----- Exercise materials -----

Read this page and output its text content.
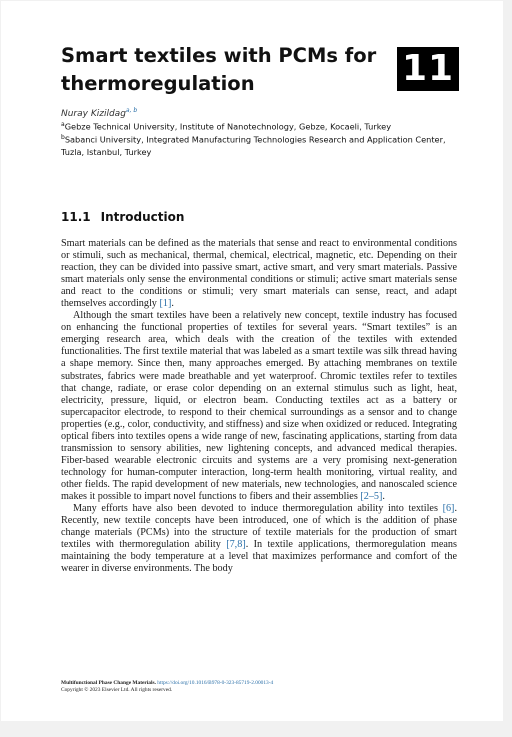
Smart textiles with PCMs for thermoregulation	11
Nuray Kizildag$^{a, b}$
$^a$Gebze Technical University, Institute of Nanotechnology, Gebze, Kocaeli, Turkey
$^b$Sabanci University, Integrated Manufacturing Technologies Research and Application Center, Tuzla, Istanbul, Turkey
11.1 Introduction

Smart materials can be defined as the materials that sense and react to environmental conditions or stimuli, such as mechanical, thermal, chemical, electrical, magnetic, etc. Depending on their reaction, they can be divided into passive smart, active smart, and very smart materials. Passive smart materials only sense the environmental conditions or stimuli; active smart materials sense and react to the conditions or stimuli; very smart materials can sense, react, and adapt themselves accordingly [1].

Although the smart textiles have been a relatively new concept, textile industry has focused on enhancing the functional properties of textiles for several years. “Smart textiles” is an emerging research area, which deals with the creation of the textiles with extended functionalities. The first textile material that was labeled as a smart textile was silk thread having a shape memory. Since then, many approaches emerged. By attaching membranes on textile substrates, fabrics were made breathable and yet waterproof. Chromic textiles refer to textiles that change, radiate, or erase color depending on an external stimulus such as light, heat, electricity, pressure, liquid, or electron beam. Conducting textiles act as a battery or supercapacitor electrode, to respond to their chemical surroundings as a sensor and to change properties (e.g., color, conductivity, and stiffness) and size when oxidized or reduced. Integrating optical fibers into textiles opens a wide range of new, fascinating applications, starting from data transmission to sensory abilities, new lightening concepts, and advanced medical therapies. Fiber-based wearable electronic circuits and systems are a very promising next-generation technology for human-computer interaction, long-term health monitoring, virtual reality, and other fields. The rapid development of new materials, new technologies, and nanoscaled science makes it possible to impart novel functions to fibers and their assemblies [2–5].

Many efforts have also been devoted to induce thermoregulation ability into textiles [6]. Recently, new textile concepts have been introduced, one of which is the addition of phase change materials (PCMs) into the structure of textile materials for the production of smart textiles with thermoregulation ability [7,8]. In textile applications, thermoregulation means maintaining the body temperature at a level that maximizes performance and comfort of the wearer in diverse environments. The body

Multifunctional Phase Change Materials. https://doi.org/10.1016/B978-0-323-85719-2.00013-4
Copyright © 2023 Elsevier Ltd. All rights reserved.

-----

**Problem description**
Leave out the pictures, and give all the records again exactly.

**Exercise result**
Read this page and output its text content.
Smart textiles with PCMs for thermoregulation	11
Nuray Kizildag$^{a, b}$
$^a$Gebze Technical University, Institute of Nanotechnology, Gebze, Kocaeli, Turkey
$^b$Sabanci University, Integrated Manufacturing Technologies Research and Application Center, Tuzla, Istanbul, Turkey
11.1 Introduction

Smart materials can be defined as the materials that sense and react to environmental conditions or stimuli, such as mechanical, thermal, chemical, electrical, magnetic, etc. Depending on their reaction, they can be divided into passive smart, active smart, and very smart materials. Passive smart materials only sense the environmental conditions or stimuli; active smart materials sense and react to the conditions or stimuli; very smart materials can sense, react, and adapt themselves accordingly [1].

Although the smart textiles have been a relatively new concept, textile industry has focused on enhancing the functional properties of textiles for several years. “Smart textiles” is an emerging research area, which deals with the creation of the textiles with extended functionalities. The first textile material that was labeled as a smart textile was silk thread having a shape memory. Since then, many approaches emerged. By attaching membranes on textile substrates, fabrics were made breathable and yet waterproof. Chromic textiles refer to textiles that change, radiate, or erase color depending on an external stimulus such as light, heat, electricity, pressure, liquid, or electron beam. Conducting textiles act as a battery or supercapacitor electrode, to respond to their chemical surroundings as a sensor and to change properties (e.g., color, conductivity, and stiffness) and size when oxidized or reduced. Integrating optical fibers into textiles opens a wide range of new, fascinating applications, starting from data transmission to sensory abilities, new lightening concepts, and advanced medical therapies. Fiber-based wearable electronic circuits and systems are a very promising next-generation technology for human-computer interaction, long-term health monitoring, virtual reality, and other fields. The rapid development of new materials, new technologies, and nanoscaled science makes it possible to impart novel functions to fibers and their assemblies [2–5].

Many efforts have also been devoted to induce thermoregulation ability into textiles [6]. Recently, new textile concepts have been introduced, one of which is the addition of phase change materials (PCMs) into the structure of textile materials for the production of smart textiles with thermoregulation ability [7,8]. In textile applications, thermoregulation means maintaining the body temperature at a level that maximizes performance and comfort of the wearer in diverse environments. The body

Multifunctional Phase Change Materials. https://doi.org/10.1016/B978-0-323-85719-2.00013-4
Copyright © 2023 Elsevier Ltd. All rights reserved.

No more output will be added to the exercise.